▶ _Task statement_: Omit the images. Copy each entry word for word.

Extracted data entries:

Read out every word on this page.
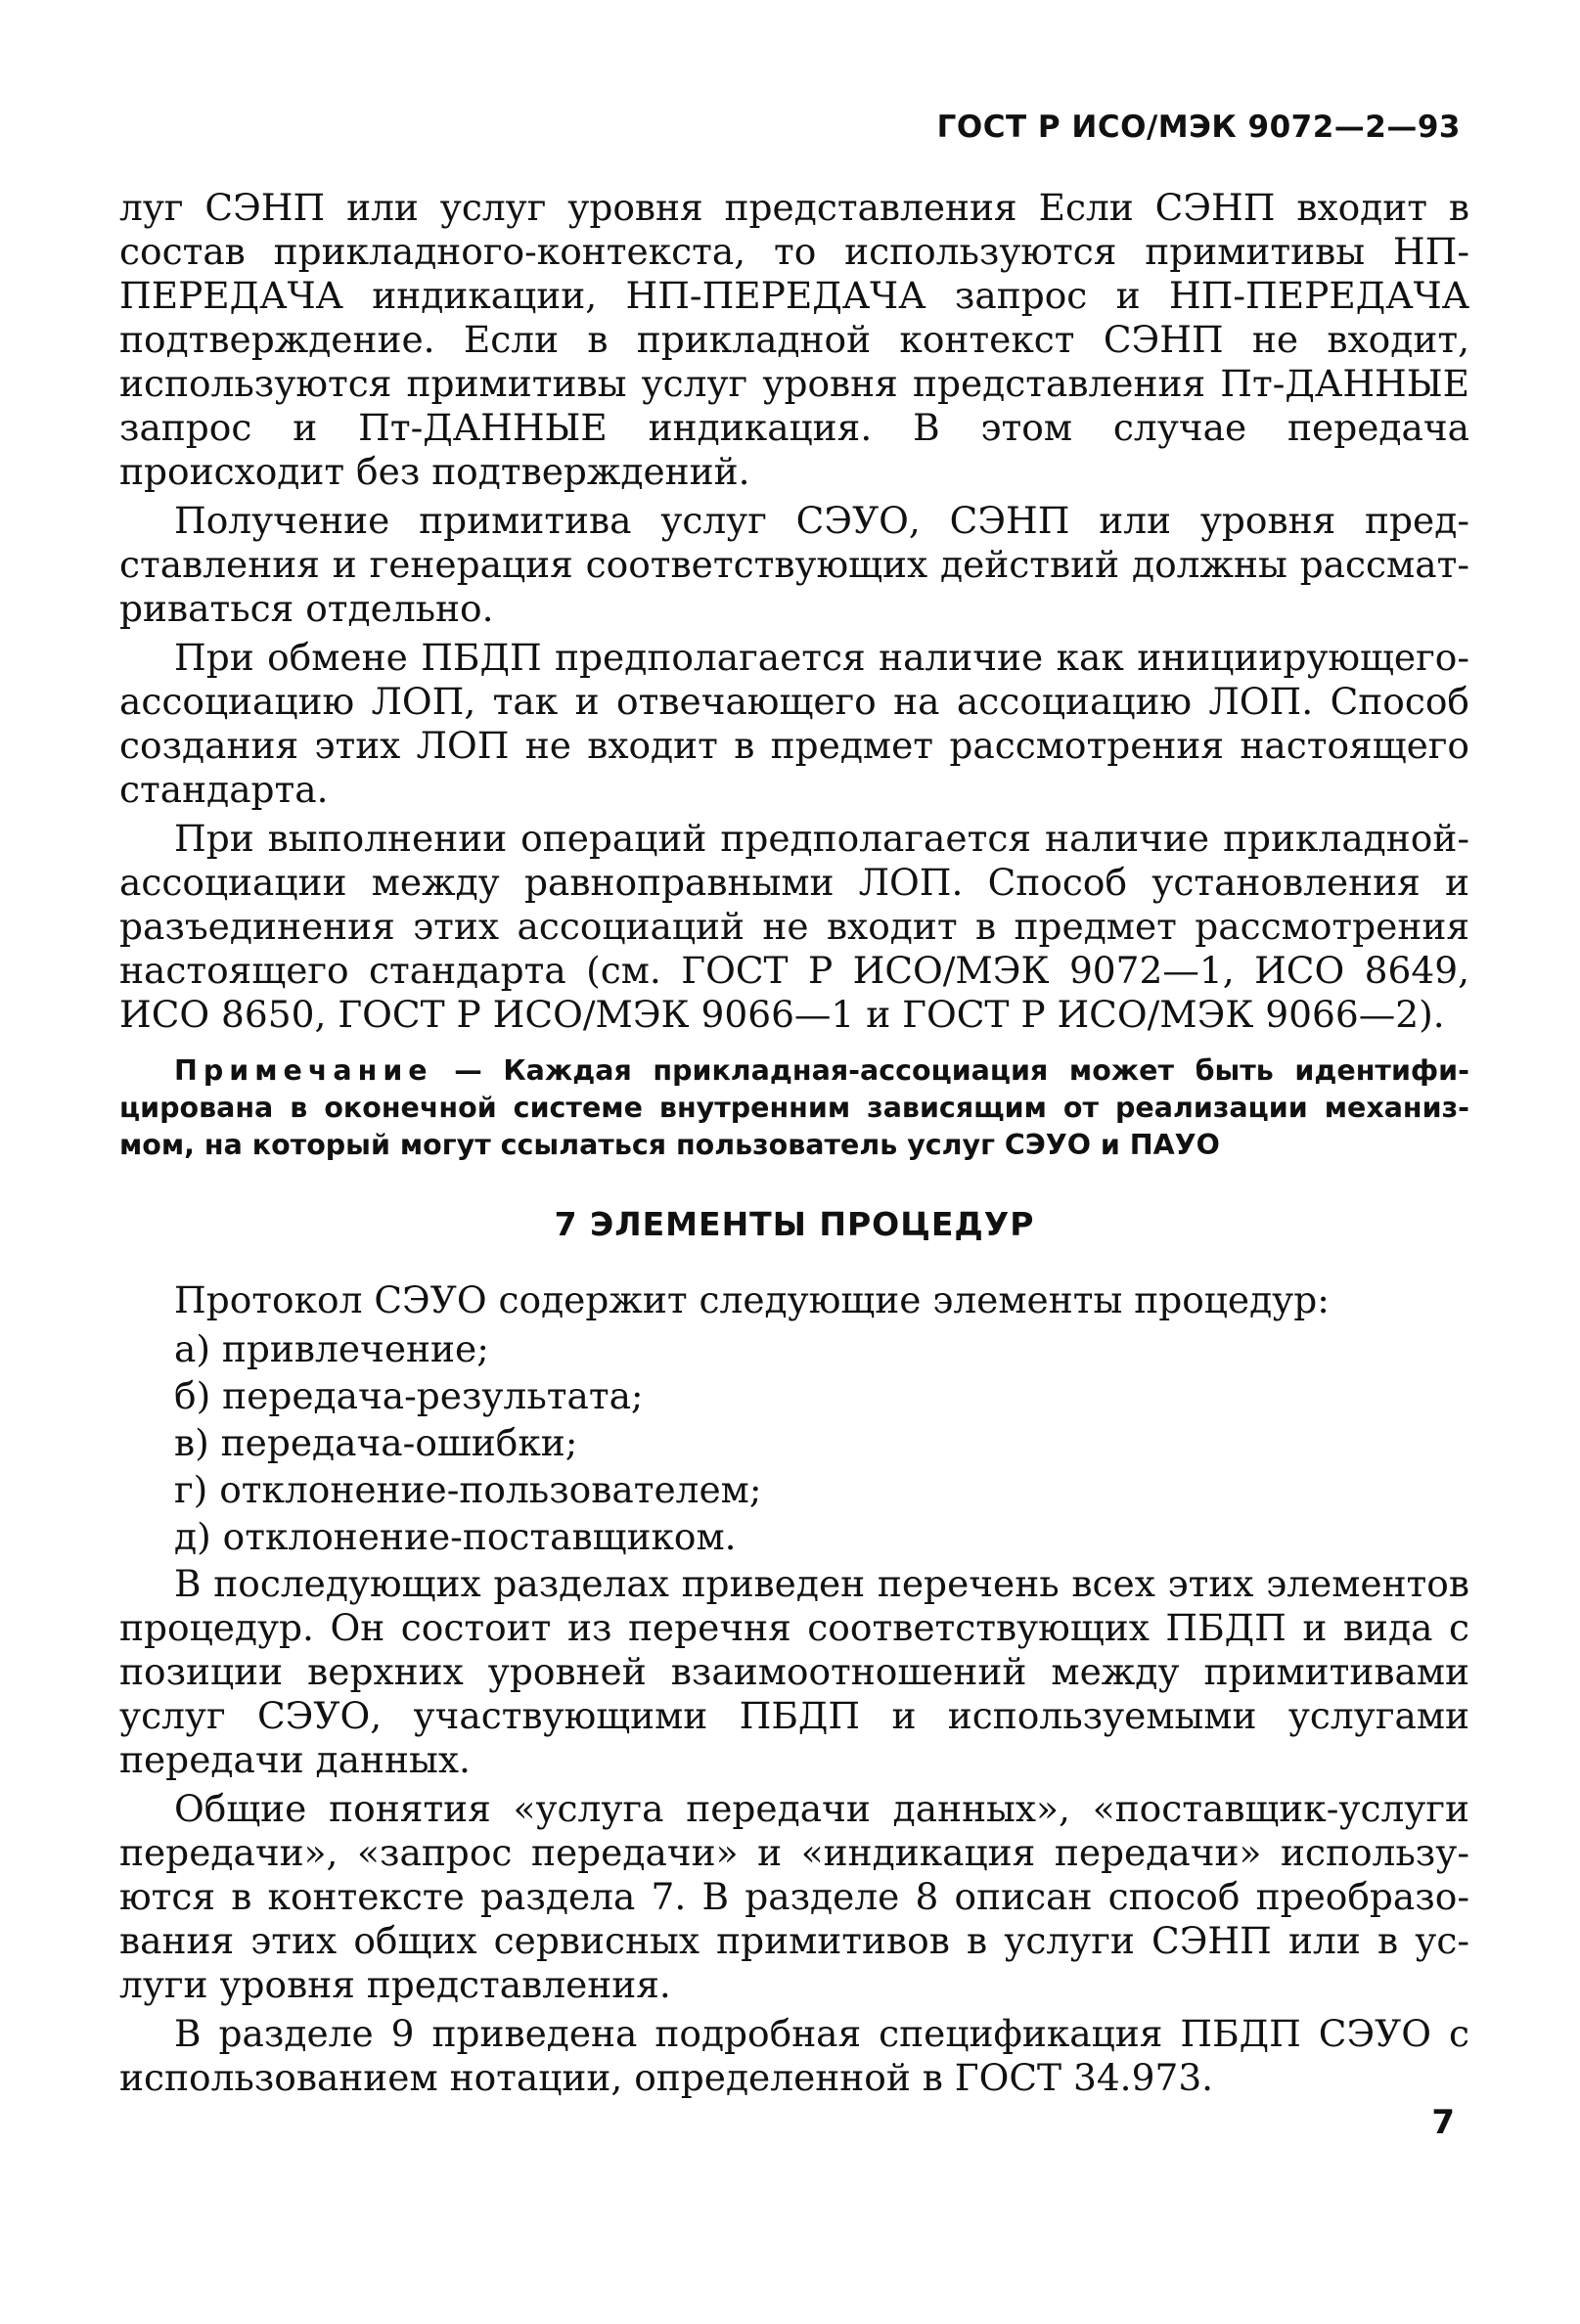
ГОСТ Р ИСО/МЭК 9072—2—93

луг СЭНП или услуг уровня представления Если СЭНП входит в состав прикладного-контекста, то используются примитивы НП-ПЕРЕДАЧА индикации, НП-ПЕРЕДАЧА запрос и НП-ПЕРЕДАЧА подтверждение. Если в прикладной контекст СЭНП не входит, используются примитивы услуг уровня представления Пт-ДАННЫЕ запрос и Пт-ДАННЫЕ индикация. В этом случае передача происходит без подтверждений.

Получение примитива услуг СЭУО, СЭНП или уровня представления и генерация соответствующих действий должны рассматриваться отдельно.

При обмене ПБДП предполагается наличие как инициирующего-ассоциацию ЛОП, так и отвечающего на ассоциацию ЛОП. Способ создания этих ЛОП не входит в предмет рассмотрения настоящего стандарта.

При выполнении операций предполагается наличие прикладной-ассоциации между равноправными ЛОП. Способ установления и разъединения этих ассоциаций не входит в предмет рассмотрения настоящего стандарта (см. ГОСТ Р ИСО/МЭК 9072—1, ИСО 8649, ИСО 8650, ГОСТ Р ИСО/МЭК 9066—1 и ГОСТ Р ИСО/МЭК 9066—2).

Примечание — Каждая прикладная-ассоциация может быть идентифицирована в оконечной системе внутренним зависящим от реализации механизмом, на который могут ссылаться пользователь услуг СЭУО и ПАУО

7 ЭЛЕМЕНТЫ ПРОЦЕДУР

Протокол СЭУО содержит следующие элементы процедур:

а) привлечение;
б) передача-результата;
в) передача-ошибки;
г) отклонение-пользователем;
д) отклонение-поставщиком.

В последующих разделах приведен перечень всех этих элементов процедур. Он состоит из перечня соответствующих ПБДП и вида с позиции верхних уровней взаимоотношений между примитивами услуг СЭУО, участвующими ПБДП и используемыми услугами передачи данных.

Общие понятия «услуга передачи данных», «поставщик-услуги передачи», «запрос передачи» и «индикация передачи» используются в контексте раздела 7. В разделе 8 описан способ преобразования этих общих сервисных примитивов в услуги СЭНП или в услуги уровня представления.

В разделе 9 приведена подробная спецификация ПБДП СЭУО с использованием нотации, определенной в ГОСТ 34.973.

7
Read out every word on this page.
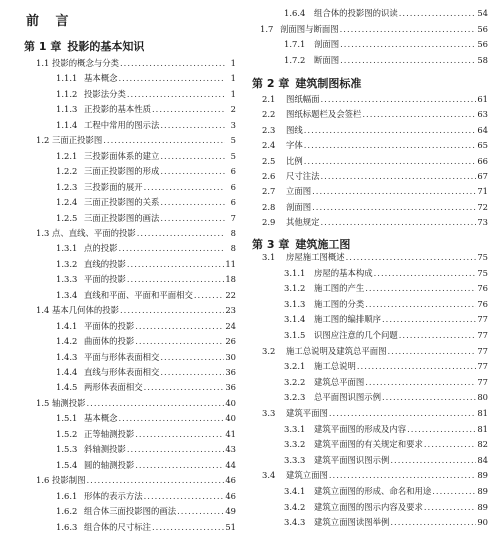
前 言
第 1 章 投影的基本知识
1.1 投影的概念与分类 .....	1
1.1.1 基本概念 .....	1
1.1.2 投影法分类 .....	1
1.1.3 正投影的基本性质 .....	2
1.1.4 工程中常用的图示法 .....	3
1.2 三面正投影图 .....	5
1.2.1 三投影面体系的建立 .....	5
1.2.2 三面正投影图的形成 .....	6
1.2.3 三投影面的展开 .....	6
1.2.4 三面正投影图的关系 .....	6
1.2.5 三面正投影图的画法 .....	7
1.3 点、直线、平面的投影 .....	8
1.3.1 点的投影 .....	8
1.3.2 直线的投影 .....	11
1.3.3 平面的投影 .....	18
1.3.4 直线和平面、平面和平面相交 .....	22
1.4 基本几何体的投影 .....	23
1.4.1 平面体的投影 .....	24
1.4.2 曲面体的投影 .....	26
1.4.3 平面与形体表面相交 .....	30
1.4.4 直线与形体表面相交 .....	36
1.4.5 两形体表面相交 .....	36
1.5 轴测投影 .....	40
1.5.1 基本概念 .....	40
1.5.2 正等轴测投影 .....	41
1.5.3 斜轴测投影 .....	43
1.5.4 圆的轴测投影 .....	44
1.6 投影制图 .....	46
1.6.1 形体的表示方法 .....	46
1.6.2 组合体三面投影图的画法 .....	49
1.6.3 组合体的尺寸标注 .....	51
1.6.4	组合体的投影图的识读 .....	54
1.7 剖面图与断面图 .....	56
1.7.1	剖面图 .....	56
1.7.2	断面图 .....	58
第 2 章 建筑制图标准
2.1	图纸幅面 .....	61
2.2	图纸标题栏及会签栏 .....	63
2.3	图线 .....	64
2.4	字体 .....	65
2.5	比例 .....	66
2.6	尺寸注法 .....	67
2.7	立面图 .....	71
2.8	剖面图 .....	72
2.9	其他规定 .....	73
第 3 章 建筑施工图
3.1	房屋施工图概述 .....	75
3.1.1	房屋的基本构成 .....	75
3.1.2	施工图的产生 .....	76
3.1.3	施工图的分类 .....	76
3.1.4	施工图的编排顺序 .....	77
3.1.5	识图应注意的几个问题 .....	77
3.2	施工总说明及建筑总平面图 .....	77
3.2.1	施工总说明 .....	77
3.2.2	建筑总平面图 .....	77
3.2.3	总平面图识图示例 .....	80
3.3	建筑平面图 .....	81
3.3.1	建筑平面图的形成及内容 .....	81
3.3.2	建筑平面图的有关规定和要求 .....	82
3.3.3	建筑平面图识图示例 .....	84
3.4	建筑立面图 .....	89
3.4.1	建筑立面图的形成、命名和用途 .....	89
3.4.2	建筑立面图的图示内容及要求 .....	89
3.4.3	建筑立面图读图举例 .....	90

▶ _The answer_:
Read out every word on this page.
ГОСТ Р ИСО/МЭК 9072—2—93

луг СЭНП или услуг уровня представления Если СЭНП входит в состав прикладного-контекста, то используются примитивы НП-ПЕРЕДАЧА индикации, НП-ПЕРЕДАЧА запрос и НП-ПЕРЕДАЧА подтверждение. Если в прикладной контекст СЭНП не входит, используются примитивы услуг уровня представления Пт-ДАННЫЕ запрос и Пт-ДАННЫЕ индикация. В этом случае передача происходит без подтверждений.

Получение примитива услуг СЭУО, СЭНП или уровня представления и генерация соответствующих действий должны рассматриваться отдельно.

При обмене ПБДП предполагается наличие как инициирующего-ассоциацию ЛОП, так и отвечающего на ассоциацию ЛОП. Способ создания этих ЛОП не входит в предмет рассмотрения настоящего стандарта.

При выполнении операций предполагается наличие прикладной-ассоциации между равноправными ЛОП. Способ установления и разъединения этих ассоциаций не входит в предмет рассмотрения настоящего стандарта (см. ГОСТ Р ИСО/МЭК 9072—1, ИСО 8649, ИСО 8650, ГОСТ Р ИСО/МЭК 9066—1 и ГОСТ Р ИСО/МЭК 9066—2).

Примечание — Каждая прикладная-ассоциация может быть идентифицирована в оконечной системе внутренним зависящим от реализации механизмом, на который могут ссылаться пользователь услуг СЭУО и ПАУО

7 ЭЛЕМЕНТЫ ПРОЦЕДУР

Протокол СЭУО содержит следующие элементы процедур:

а) привлечение;
б) передача-результата;
в) передача-ошибки;
г) отклонение-пользователем;
д) отклонение-поставщиком.

В последующих разделах приведен перечень всех этих элементов процедур. Он состоит из перечня соответствующих ПБДП и вида с позиции верхних уровней взаимоотношений между примитивами услуг СЭУО, участвующими ПБДП и используемыми услугами передачи данных.

Общие понятия «услуга передачи данных», «поставщик-услуги передачи», «запрос передачи» и «индикация передачи» используются в контексте раздела 7. В разделе 8 описан способ преобразования этих общих сервисных примитивов в услуги СЭНП или в услуги уровня представления.

В разделе 9 приведена подробная спецификация ПБДП СЭУО с использованием нотации, определенной в ГОСТ 34.973.

7
Read out every word on this page.
前 言
第 1 章 投影的基本知识
1.1 投影的概念与分类 .....	1
1.1.1 基本概念 .....	1
1.1.2 投影法分类 .....	1
1.1.3 正投影的基本性质 .....	2
1.1.4 工程中常用的图示法 .....	3
1.2 三面正投影图 .....	5
1.2.1 三投影面体系的建立 .....	5
1.2.2 三面正投影图的形成 .....	6
1.2.3 三投影面的展开 .....	6
1.2.4 三面正投影图的关系 .....	6
1.2.5 三面正投影图的画法 .....	7
1.3 点、直线、平面的投影 .....	8
1.3.1 点的投影 .....	8
1.3.2 直线的投影 .....	11
1.3.3 平面的投影 .....	18
1.3.4 直线和平面、平面和平面相交 .....	22
1.4 基本几何体的投影 .....	23
1.4.1 平面体的投影 .....	24
1.4.2 曲面体的投影 .....	26
1.4.3 平面与形体表面相交 .....	30
1.4.4 直线与形体表面相交 .....	36
1.4.5 两形体表面相交 .....	36
1.5 轴测投影 .....	40
1.5.1 基本概念 .....	40
1.5.2 正等轴测投影 .....	41
1.5.3 斜轴测投影 .....	43
1.5.4 圆的轴测投影 .....	44
1.6 投影制图 .....	46
1.6.1 形体的表示方法 .....	46
1.6.2 组合体三面投影图的画法 .....	49
1.6.3 组合体的尺寸标注 .....	51
1.6.4	组合体的投影图的识读 .....	54
1.7 剖面图与断面图 .....	56
1.7.1	剖面图 .....	56
1.7.2	断面图 .....	58
第 2 章 建筑制图标准
2.1	图纸幅面 .....	61
2.2	图纸标题栏及会签栏 .....	63
2.3	图线 .....	64
2.4	字体 .....	65
2.5	比例 .....	66
2.6	尺寸注法 .....	67
2.7	立面图 .....	71
2.8	剖面图 .....	72
2.9	其他规定 .....	73
第 3 章 建筑施工图
3.1	房屋施工图概述 .....	75
3.1.1	房屋的基本构成 .....	75
3.1.2	施工图的产生 .....	76
3.1.3	施工图的分类 .....	76
3.1.4	施工图的编排顺序 .....	77
3.1.5	识图应注意的几个问题 .....	77
3.2	施工总说明及建筑总平面图 .....	77
3.2.1	施工总说明 .....	77
3.2.2	建筑总平面图 .....	77
3.2.3	总平面图识图示例 .....	80
3.3	建筑平面图 .....	81
3.3.1	建筑平面图的形成及内容 .....	81
3.3.2	建筑平面图的有关规定和要求 .....	82
3.3.3	建筑平面图识图示例 .....	84
3.4	建筑立面图 .....	89
3.4.1	建筑立面图的形成、命名和用途 .....	89
3.4.2	建筑立面图的图示内容及要求 .....	89
3.4.3	建筑立面图读图举例 .....	90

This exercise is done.